- PROMPT -
Identify the lines holding "that" and copy them.

* start PROVIDED RECORDS *

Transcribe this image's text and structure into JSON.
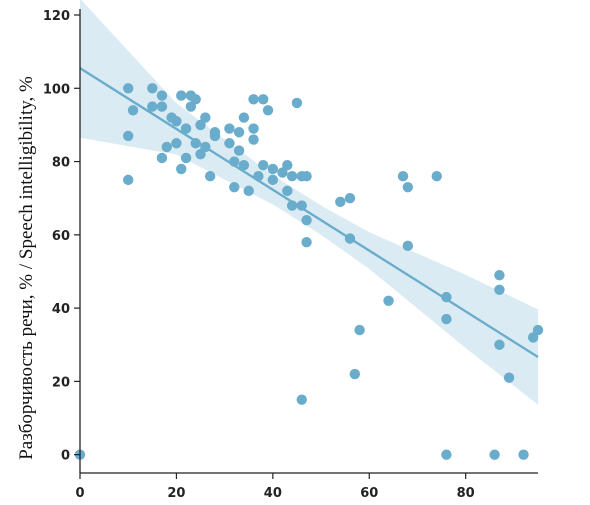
{
  "chart_data": {
    "type": "scatter",
    "title": "",
    "xlabel": "",
    "ylabel": "Разборчивость речи, % / Speech intelligibility, %",
    "xlim": [
      0,
      95
    ],
    "ylim": [
      -5,
      120
    ],
    "xticks": [
      0,
      20,
      40,
      60,
      80
    ],
    "yticks": [
      0,
      20,
      40,
      60,
      80,
      100,
      120
    ],
    "grid": false,
    "colors": {
      "points": "#6aaccb",
      "line": "#6aaccb",
      "band": "#d5e7f1",
      "axis": "#222222"
    },
    "regression": {
      "slope": -0.83,
      "intercept": 105.5,
      "ci_x": [
        0,
        20,
        40,
        50,
        60,
        80,
        95
      ],
      "ci_half_width": [
        19,
        7,
        4,
        4,
        5,
        10,
        13
      ]
    },
    "points": [
      [
        0,
        0
      ],
      [
        10,
        100
      ],
      [
        10,
        87
      ],
      [
        10,
        75
      ],
      [
        11,
        94
      ],
      [
        15,
        95
      ],
      [
        15,
        100
      ],
      [
        17,
        98
      ],
      [
        17,
        95
      ],
      [
        17,
        81
      ],
      [
        18,
        84
      ],
      [
        19,
        92
      ],
      [
        20,
        85
      ],
      [
        20,
        91
      ],
      [
        21,
        98
      ],
      [
        21,
        78
      ],
      [
        22,
        81
      ],
      [
        22,
        89
      ],
      [
        23,
        98
      ],
      [
        23,
        95
      ],
      [
        24,
        97
      ],
      [
        24,
        85
      ],
      [
        25,
        90
      ],
      [
        25,
        82
      ],
      [
        26,
        84
      ],
      [
        26,
        92
      ],
      [
        27,
        76
      ],
      [
        28,
        87
      ],
      [
        28,
        88
      ],
      [
        31,
        89
      ],
      [
        31,
        85
      ],
      [
        32,
        80
      ],
      [
        32,
        73
      ],
      [
        33,
        83
      ],
      [
        33,
        88
      ],
      [
        34,
        92
      ],
      [
        34,
        79
      ],
      [
        35,
        72
      ],
      [
        36,
        97
      ],
      [
        36,
        89
      ],
      [
        36,
        86
      ],
      [
        37,
        76
      ],
      [
        38,
        97
      ],
      [
        38,
        79
      ],
      [
        39,
        94
      ],
      [
        40,
        78
      ],
      [
        40,
        75
      ],
      [
        42,
        77
      ],
      [
        43,
        72
      ],
      [
        43,
        79
      ],
      [
        44,
        68
      ],
      [
        44,
        76
      ],
      [
        45,
        96
      ],
      [
        46,
        68
      ],
      [
        46,
        76
      ],
      [
        47,
        76
      ],
      [
        47,
        64
      ],
      [
        47,
        58
      ],
      [
        46,
        15
      ],
      [
        54,
        69
      ],
      [
        56,
        70
      ],
      [
        56,
        59
      ],
      [
        57,
        22
      ],
      [
        58,
        34
      ],
      [
        64,
        42
      ],
      [
        67,
        76
      ],
      [
        68,
        73
      ],
      [
        68,
        57
      ],
      [
        74,
        76
      ],
      [
        76,
        43
      ],
      [
        76,
        37
      ],
      [
        76,
        0
      ],
      [
        86,
        0
      ],
      [
        87,
        49
      ],
      [
        87,
        45
      ],
      [
        87,
        30
      ],
      [
        89,
        21
      ],
      [
        92,
        0
      ],
      [
        94,
        32
      ],
      [
        95,
        34
      ]
    ]
  }
}
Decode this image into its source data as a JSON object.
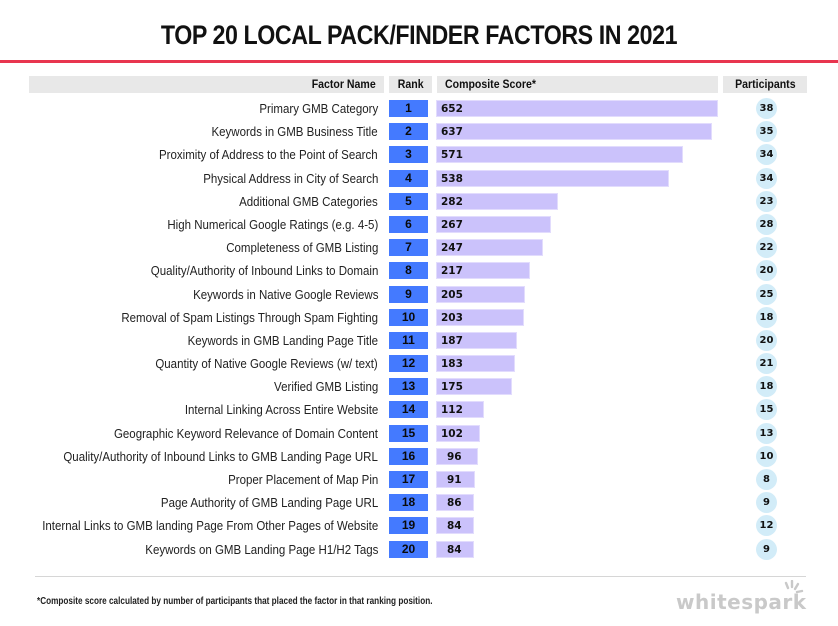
{
  "title": "TOP 20 LOCAL PACK/FINDER FACTORS IN 2021",
  "header": {
    "factor_name": "Factor Name",
    "rank": "Rank",
    "composite_score": "Composite Score*",
    "participants": "Participants"
  },
  "rows": [
    {
      "factor": "Primary GMB Category",
      "rank": "1",
      "score": "652",
      "participants": "38"
    },
    {
      "factor": "Keywords in GMB Business Title",
      "rank": "2",
      "score": "637",
      "participants": "35"
    },
    {
      "factor": "Proximity of Address to the Point of Search",
      "rank": "3",
      "score": "571",
      "participants": "34"
    },
    {
      "factor": "Physical Address in City of Search",
      "rank": "4",
      "score": "538",
      "participants": "34"
    },
    {
      "factor": "Additional GMB Categories",
      "rank": "5",
      "score": "282",
      "participants": "23"
    },
    {
      "factor": "High Numerical Google Ratings (e.g. 4-5)",
      "rank": "6",
      "score": "267",
      "participants": "28"
    },
    {
      "factor": "Completeness of GMB Listing",
      "rank": "7",
      "score": "247",
      "participants": "22"
    },
    {
      "factor": "Quality/Authority of Inbound Links to Domain",
      "rank": "8",
      "score": "217",
      "participants": "20"
    },
    {
      "factor": "Keywords in Native Google Reviews",
      "rank": "9",
      "score": "205",
      "participants": "25"
    },
    {
      "factor": "Removal of Spam Listings Through Spam Fighting",
      "rank": "10",
      "score": "203",
      "participants": "18"
    },
    {
      "factor": "Keywords in GMB Landing Page Title",
      "rank": "11",
      "score": "187",
      "participants": "20"
    },
    {
      "factor": "Quantity of Native Google Reviews (w/ text)",
      "rank": "12",
      "score": "183",
      "participants": "21"
    },
    {
      "factor": "Verified GMB Listing",
      "rank": "13",
      "score": "175",
      "participants": "18"
    },
    {
      "factor": "Internal Linking Across Entire Website",
      "rank": "14",
      "score": "112",
      "participants": "15"
    },
    {
      "factor": "Geographic Keyword Relevance of Domain Content",
      "rank": "15",
      "score": "102",
      "participants": "13"
    },
    {
      "factor": "Quality/Authority of Inbound Links to GMB Landing Page URL",
      "rank": "16",
      "score": "96",
      "participants": "10"
    },
    {
      "factor": "Proper Placement of Map Pin",
      "rank": "17",
      "score": "91",
      "participants": "8"
    },
    {
      "factor": "Page Authority of GMB Landing Page URL",
      "rank": "18",
      "score": "86",
      "participants": "9"
    },
    {
      "factor": "Internal Links to GMB landing Page From Other Pages of Website",
      "rank": "19",
      "score": "84",
      "participants": "12"
    },
    {
      "factor": "Keywords on GMB Landing Page H1/H2 Tags",
      "rank": "20",
      "score": "84",
      "participants": "9"
    }
  ],
  "footnote": "*Composite score calculated by number of participants that placed the factor in that ranking position.",
  "brand": "whitespark",
  "colors": {
    "accent_rule": "#e8354f",
    "rank_box": "#447aff",
    "score_bar": "#cbc2fb",
    "participant_circle": "#d2ecf8",
    "header_bg": "#e8e8e8"
  },
  "chart_data": {
    "type": "bar",
    "orientation": "horizontal",
    "title": "TOP 20 LOCAL PACK/FINDER FACTORS IN 2021",
    "xlabel": "Composite Score*",
    "ylabel": "Factor Name",
    "categories": [
      "Primary GMB Category",
      "Keywords in GMB Business Title",
      "Proximity of Address to the Point of Search",
      "Physical Address in City of Search",
      "Additional GMB Categories",
      "High Numerical Google Ratings (e.g. 4-5)",
      "Completeness of GMB Listing",
      "Quality/Authority of Inbound Links to Domain",
      "Keywords in Native Google Reviews",
      "Removal of Spam Listings Through Spam Fighting",
      "Keywords in GMB Landing Page Title",
      "Quantity of Native Google Reviews (w/ text)",
      "Verified GMB Listing",
      "Internal Linking Across Entire Website",
      "Geographic Keyword Relevance of Domain Content",
      "Quality/Authority of Inbound Links to GMB Landing Page URL",
      "Proper Placement of Map Pin",
      "Page Authority of GMB Landing Page URL",
      "Internal Links to GMB landing Page From Other Pages of Website",
      "Keywords on GMB Landing Page H1/H2 Tags"
    ],
    "series": [
      {
        "name": "Rank",
        "values": [
          1,
          2,
          3,
          4,
          5,
          6,
          7,
          8,
          9,
          10,
          11,
          12,
          13,
          14,
          15,
          16,
          17,
          18,
          19,
          20
        ]
      },
      {
        "name": "Composite Score*",
        "values": [
          652,
          637,
          571,
          538,
          282,
          267,
          247,
          217,
          205,
          203,
          187,
          183,
          175,
          112,
          102,
          96,
          91,
          86,
          84,
          84
        ]
      },
      {
        "name": "Participants",
        "values": [
          38,
          35,
          34,
          34,
          23,
          28,
          22,
          20,
          25,
          18,
          20,
          21,
          18,
          15,
          13,
          10,
          8,
          9,
          12,
          9
        ]
      }
    ],
    "xlim": [
      0,
      652
    ],
    "grid": false,
    "legend": "none",
    "annotations": [
      "*Composite score calculated by number of participants that placed the factor in that ranking position."
    ]
  }
}
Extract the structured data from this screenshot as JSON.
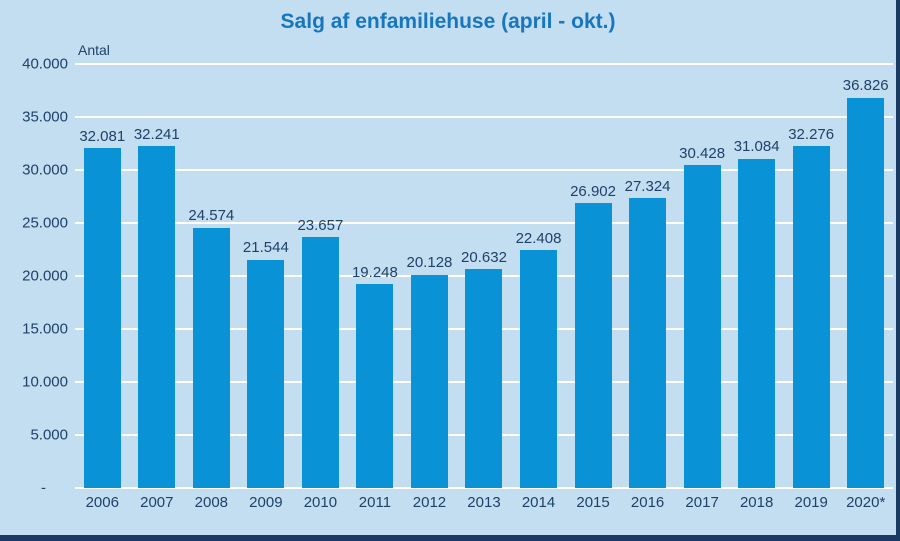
{
  "title": "Salg af enfamiliehuse (april - okt.)",
  "colors": {
    "background": "#c3ddf1",
    "bar": "#0993d6",
    "title": "#1777be",
    "text": "#1e4268",
    "gridline": "#ffffff",
    "border": "#1a3a64"
  },
  "chart_data": {
    "type": "bar",
    "title": "Salg af enfamiliehuse (april - okt.)",
    "ylabel": "Antal",
    "xlabel": "",
    "ylim": [
      0,
      40000
    ],
    "grid": true,
    "legend": "none",
    "categories": [
      "2006",
      "2007",
      "2008",
      "2009",
      "2010",
      "2011",
      "2012",
      "2013",
      "2014",
      "2015",
      "2016",
      "2017",
      "2018",
      "2019",
      "2020*"
    ],
    "values": [
      32081,
      32241,
      24574,
      21544,
      23657,
      19248,
      20128,
      20632,
      22408,
      26902,
      27324,
      30428,
      31084,
      32276,
      36826
    ],
    "value_labels": [
      "32.081",
      "32.241",
      "24.574",
      "21.544",
      "23.657",
      "19.248",
      "20.128",
      "20.632",
      "22.408",
      "26.902",
      "27.324",
      "30.428",
      "31.084",
      "32.276",
      "36.826"
    ],
    "y_ticks": [
      {
        "value": 0,
        "label": "-"
      },
      {
        "value": 5000,
        "label": "5.000"
      },
      {
        "value": 10000,
        "label": "10.000"
      },
      {
        "value": 15000,
        "label": "15.000"
      },
      {
        "value": 20000,
        "label": "20.000"
      },
      {
        "value": 25000,
        "label": "25.000"
      },
      {
        "value": 30000,
        "label": "30.000"
      },
      {
        "value": 35000,
        "label": "35.000"
      },
      {
        "value": 40000,
        "label": "40.000"
      }
    ]
  }
}
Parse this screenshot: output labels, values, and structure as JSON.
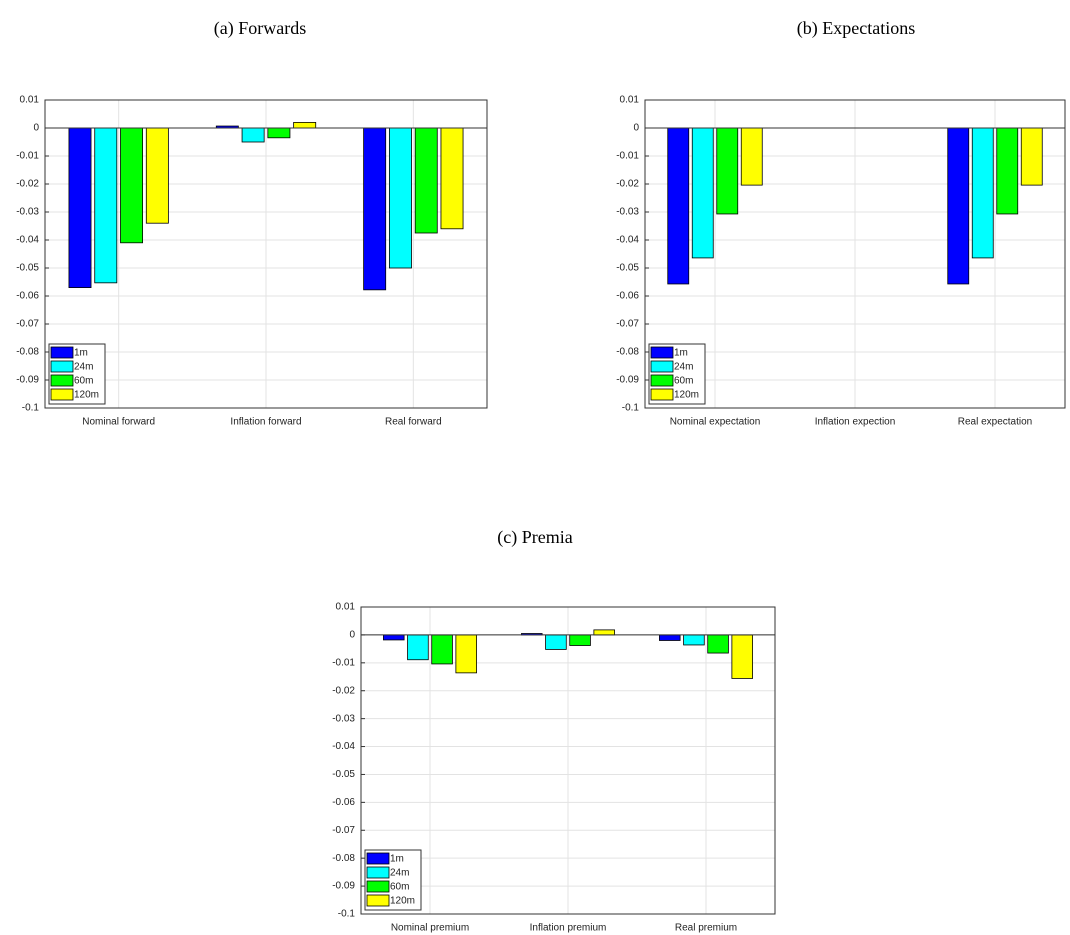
{
  "chart_data": [
    {
      "type": "bar",
      "title": "(a)  Forwards",
      "categories": [
        "Nominal forward",
        "Inflation forward",
        "Real forward"
      ],
      "series": [
        {
          "name": "1m",
          "color": "#0000ff",
          "values": [
            -0.057,
            0.0007,
            -0.0578
          ]
        },
        {
          "name": "24m",
          "color": "#00ffff",
          "values": [
            -0.0553,
            -0.005,
            -0.05
          ]
        },
        {
          "name": "60m",
          "color": "#00ff00",
          "values": [
            -0.041,
            -0.0035,
            -0.0375
          ]
        },
        {
          "name": "120m",
          "color": "#ffff00",
          "values": [
            -0.034,
            0.002,
            -0.036
          ]
        }
      ],
      "ylim": [
        -0.1,
        0.01
      ],
      "yticks": [
        0.01,
        0,
        -0.01,
        -0.02,
        -0.03,
        -0.04,
        -0.05,
        -0.06,
        -0.07,
        -0.08,
        -0.09,
        -0.1
      ],
      "grid": true,
      "legend": "lower-left"
    },
    {
      "type": "bar",
      "title": "(b)  Expectations",
      "categories": [
        "Nominal expectation",
        "Inflation expection",
        "Real expectation"
      ],
      "series": [
        {
          "name": "1m",
          "color": "#0000ff",
          "values": [
            -0.0557,
            0,
            -0.0557
          ]
        },
        {
          "name": "24m",
          "color": "#00ffff",
          "values": [
            -0.0464,
            0,
            -0.0464
          ]
        },
        {
          "name": "60m",
          "color": "#00ff00",
          "values": [
            -0.0307,
            0,
            -0.0307
          ]
        },
        {
          "name": "120m",
          "color": "#ffff00",
          "values": [
            -0.0204,
            0,
            -0.0204
          ]
        }
      ],
      "ylim": [
        -0.1,
        0.01
      ],
      "yticks": [
        0.01,
        0,
        -0.01,
        -0.02,
        -0.03,
        -0.04,
        -0.05,
        -0.06,
        -0.07,
        -0.08,
        -0.09,
        -0.1
      ],
      "grid": true,
      "legend": "lower-left"
    },
    {
      "type": "bar",
      "title": "(c)  Premia",
      "categories": [
        "Nominal premium",
        "Inflation premium",
        "Real premium"
      ],
      "series": [
        {
          "name": "1m",
          "color": "#0000ff",
          "values": [
            -0.0018,
            0.0005,
            -0.002
          ]
        },
        {
          "name": "24m",
          "color": "#00ffff",
          "values": [
            -0.0089,
            -0.0052,
            -0.0036
          ]
        },
        {
          "name": "60m",
          "color": "#00ff00",
          "values": [
            -0.0104,
            -0.0038,
            -0.0065
          ]
        },
        {
          "name": "120m",
          "color": "#ffff00",
          "values": [
            -0.0136,
            0.0018,
            -0.0156
          ]
        }
      ],
      "ylim": [
        -0.1,
        0.01
      ],
      "yticks": [
        0.01,
        0,
        -0.01,
        -0.02,
        -0.03,
        -0.04,
        -0.05,
        -0.06,
        -0.07,
        -0.08,
        -0.09,
        -0.1
      ],
      "grid": true,
      "legend": "lower-left"
    }
  ]
}
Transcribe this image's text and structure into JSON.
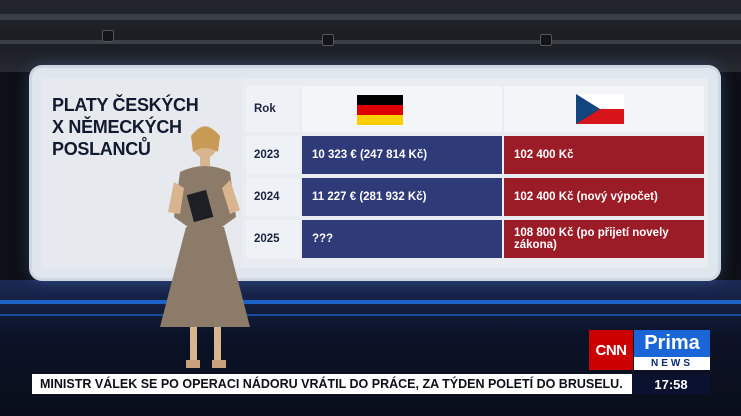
{
  "wall": {
    "title": "PLATY ČESKÝCH\nX NĚMECKÝCH\nPOSLANCŮ",
    "header_year": "Rok",
    "flags": {
      "germany": "germany-flag-icon",
      "czech": "czech-flag-icon"
    },
    "rows": [
      {
        "year": "2023",
        "germany": "10 323 € (247 814 Kč)",
        "czech": "102 400 Kč"
      },
      {
        "year": "2024",
        "germany": "11 227 € (281 932 Kč)",
        "czech": "102 400 Kč (nový výpočet)"
      },
      {
        "year": "2025",
        "germany": "???",
        "czech": "108 800 Kč (po přijetí novely zákona)"
      }
    ],
    "colors": {
      "germany_cell": "#2f3a78",
      "czech_cell": "#9b1c27"
    }
  },
  "logo": {
    "cnn": "CNN",
    "prima": "Prima",
    "news": "NEWS"
  },
  "ticker": {
    "headline": "MINISTR VÁLEK SE PO OPERACI NÁDORU VRÁTIL DO PRÁCE, ZA TÝDEN POLETÍ DO BRUSELU.",
    "time": "17:58"
  }
}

* end PROVIDED RECORDS *

- RESPONSE TO THIS TASK -
  "footnote": "*Composite score calculated by number of participants that placed the factor in that ranking position.",
      "*Composite score calculated by number of participants that placed the factor in that ranking position."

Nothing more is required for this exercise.